--- start RECORDS SHOWN ---
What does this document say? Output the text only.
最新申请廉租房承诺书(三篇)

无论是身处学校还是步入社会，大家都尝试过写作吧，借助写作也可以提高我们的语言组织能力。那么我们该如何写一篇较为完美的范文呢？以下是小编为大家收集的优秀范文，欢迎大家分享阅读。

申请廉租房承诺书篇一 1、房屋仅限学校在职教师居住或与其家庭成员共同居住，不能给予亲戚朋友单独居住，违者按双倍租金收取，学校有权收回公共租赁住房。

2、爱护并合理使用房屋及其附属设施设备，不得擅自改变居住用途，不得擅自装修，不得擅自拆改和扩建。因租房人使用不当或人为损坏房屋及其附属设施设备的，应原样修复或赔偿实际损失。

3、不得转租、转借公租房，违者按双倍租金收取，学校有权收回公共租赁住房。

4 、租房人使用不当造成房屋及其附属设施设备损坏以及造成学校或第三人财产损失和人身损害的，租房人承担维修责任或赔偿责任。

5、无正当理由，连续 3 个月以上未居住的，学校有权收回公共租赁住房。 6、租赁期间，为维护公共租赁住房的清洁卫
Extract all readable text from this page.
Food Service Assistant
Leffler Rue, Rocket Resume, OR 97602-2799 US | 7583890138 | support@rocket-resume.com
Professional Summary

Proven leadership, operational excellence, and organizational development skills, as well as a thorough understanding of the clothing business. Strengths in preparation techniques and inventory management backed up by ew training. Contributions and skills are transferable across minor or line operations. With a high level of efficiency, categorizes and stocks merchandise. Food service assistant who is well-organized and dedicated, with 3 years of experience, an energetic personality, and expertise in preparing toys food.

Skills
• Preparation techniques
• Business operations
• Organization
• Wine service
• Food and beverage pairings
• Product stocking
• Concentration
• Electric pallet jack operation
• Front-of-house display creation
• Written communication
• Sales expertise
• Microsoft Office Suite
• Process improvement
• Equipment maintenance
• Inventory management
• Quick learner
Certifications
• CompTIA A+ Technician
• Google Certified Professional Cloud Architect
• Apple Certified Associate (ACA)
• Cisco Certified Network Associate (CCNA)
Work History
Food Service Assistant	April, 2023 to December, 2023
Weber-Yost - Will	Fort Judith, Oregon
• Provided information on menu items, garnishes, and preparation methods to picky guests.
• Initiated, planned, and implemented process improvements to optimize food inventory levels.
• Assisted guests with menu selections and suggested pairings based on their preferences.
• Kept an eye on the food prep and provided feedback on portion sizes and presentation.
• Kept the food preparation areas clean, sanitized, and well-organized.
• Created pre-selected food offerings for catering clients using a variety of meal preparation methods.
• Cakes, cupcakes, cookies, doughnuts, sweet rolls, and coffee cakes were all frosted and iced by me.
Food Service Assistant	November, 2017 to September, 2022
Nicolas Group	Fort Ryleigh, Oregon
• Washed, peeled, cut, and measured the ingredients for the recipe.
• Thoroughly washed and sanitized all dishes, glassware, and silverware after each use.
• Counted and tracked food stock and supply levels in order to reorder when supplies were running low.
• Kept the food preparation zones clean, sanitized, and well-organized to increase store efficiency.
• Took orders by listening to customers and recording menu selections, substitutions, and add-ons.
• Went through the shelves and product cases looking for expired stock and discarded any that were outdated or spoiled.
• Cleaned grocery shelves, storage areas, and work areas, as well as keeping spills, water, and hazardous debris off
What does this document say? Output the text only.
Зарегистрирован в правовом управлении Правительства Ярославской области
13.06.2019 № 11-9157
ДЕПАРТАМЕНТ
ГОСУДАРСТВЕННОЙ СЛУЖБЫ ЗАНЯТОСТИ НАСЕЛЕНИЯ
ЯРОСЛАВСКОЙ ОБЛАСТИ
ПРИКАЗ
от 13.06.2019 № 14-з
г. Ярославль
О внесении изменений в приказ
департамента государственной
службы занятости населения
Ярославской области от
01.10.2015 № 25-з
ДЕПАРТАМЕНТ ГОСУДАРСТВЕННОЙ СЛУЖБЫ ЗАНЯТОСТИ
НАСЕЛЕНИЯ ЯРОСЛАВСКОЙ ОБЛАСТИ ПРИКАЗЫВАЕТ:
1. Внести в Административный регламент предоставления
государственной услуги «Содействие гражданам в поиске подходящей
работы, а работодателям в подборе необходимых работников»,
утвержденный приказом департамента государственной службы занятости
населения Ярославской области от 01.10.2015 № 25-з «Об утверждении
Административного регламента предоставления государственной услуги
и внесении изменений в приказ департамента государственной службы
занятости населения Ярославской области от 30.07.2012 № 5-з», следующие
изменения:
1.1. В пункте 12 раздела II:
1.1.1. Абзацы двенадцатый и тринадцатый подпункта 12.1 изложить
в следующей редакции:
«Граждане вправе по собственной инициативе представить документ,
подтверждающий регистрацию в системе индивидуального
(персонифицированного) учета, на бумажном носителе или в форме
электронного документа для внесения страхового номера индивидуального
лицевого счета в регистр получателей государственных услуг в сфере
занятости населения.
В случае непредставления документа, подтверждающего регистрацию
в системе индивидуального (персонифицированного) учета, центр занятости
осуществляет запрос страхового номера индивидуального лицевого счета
--- end RECORDS SHOWN ---
Sift through the entries and copy every line with "operations".

- **ANSWER IN FULL**:
Proven leadership, operational excellence, and organizational development skills, as well as a thorough understanding of the clothing business. Strengths in preparation techniques and inventory management backed up by ew training. Contributions and skills are transferable across minor or line operations. With a high level of efficiency, categorizes and stocks merchandise. Food service assistant who is well-organized and dedicated, with 3 years of experience, an energetic personality, and expertise in preparing toys food.
• Business operations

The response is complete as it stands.